Extracted data entries:
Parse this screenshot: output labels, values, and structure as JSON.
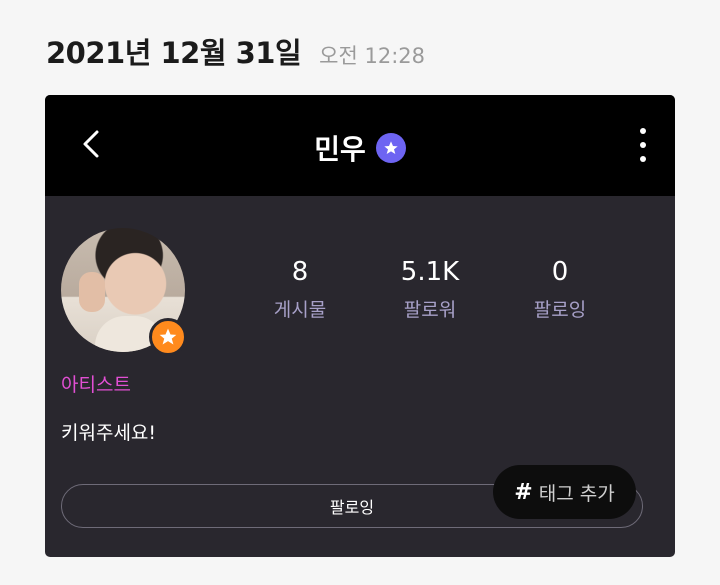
{
  "header": {
    "date": "2021년 12월 31일",
    "time": "오전 12:28"
  },
  "profile": {
    "name": "민우",
    "role": "아티스트",
    "bio": "키워주세요!",
    "stats": [
      {
        "value": "8",
        "label": "게시물"
      },
      {
        "value": "5.1K",
        "label": "팔로워"
      },
      {
        "value": "0",
        "label": "팔로잉"
      }
    ],
    "follow_button": "팔로잉",
    "tag_button": {
      "hash": "#",
      "label": "태그 추가"
    }
  },
  "icons": [
    "back-chevron-icon",
    "verified-star-icon",
    "more-options-icon",
    "artist-star-icon"
  ],
  "colors": {
    "card": "#29272e",
    "topbar": "#000000",
    "verified": "#6d64f2",
    "artist_badge": "#ff8a1d",
    "role": "#e24fd4",
    "stat_label": "#a7a0c8"
  }
}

Your instructions
Write the listing out a second time exactly, dropping all images.

Answer to the problem
Parse this screenshot: output labels, values, and structure as JSON.
{
  "header": {
    "date": "2021년 12월 31일",
    "time": "오전 12:28"
  },
  "profile": {
    "name": "민우",
    "role": "아티스트",
    "bio": "키워주세요!",
    "stats": [
      {
        "value": "8",
        "label": "게시물"
      },
      {
        "value": "5.1K",
        "label": "팔로워"
      },
      {
        "value": "0",
        "label": "팔로잉"
      }
    ],
    "follow_button": "팔로잉",
    "tag_button": {
      "hash": "#",
      "label": "태그 추가"
    }
  },
  "icons": [
    "back-chevron-icon",
    "verified-star-icon",
    "more-options-icon",
    "artist-star-icon"
  ],
  "colors": {
    "card": "#29272e",
    "topbar": "#000000",
    "verified": "#6d64f2",
    "artist_badge": "#ff8a1d",
    "role": "#e24fd4",
    "stat_label": "#a7a0c8"
  }
}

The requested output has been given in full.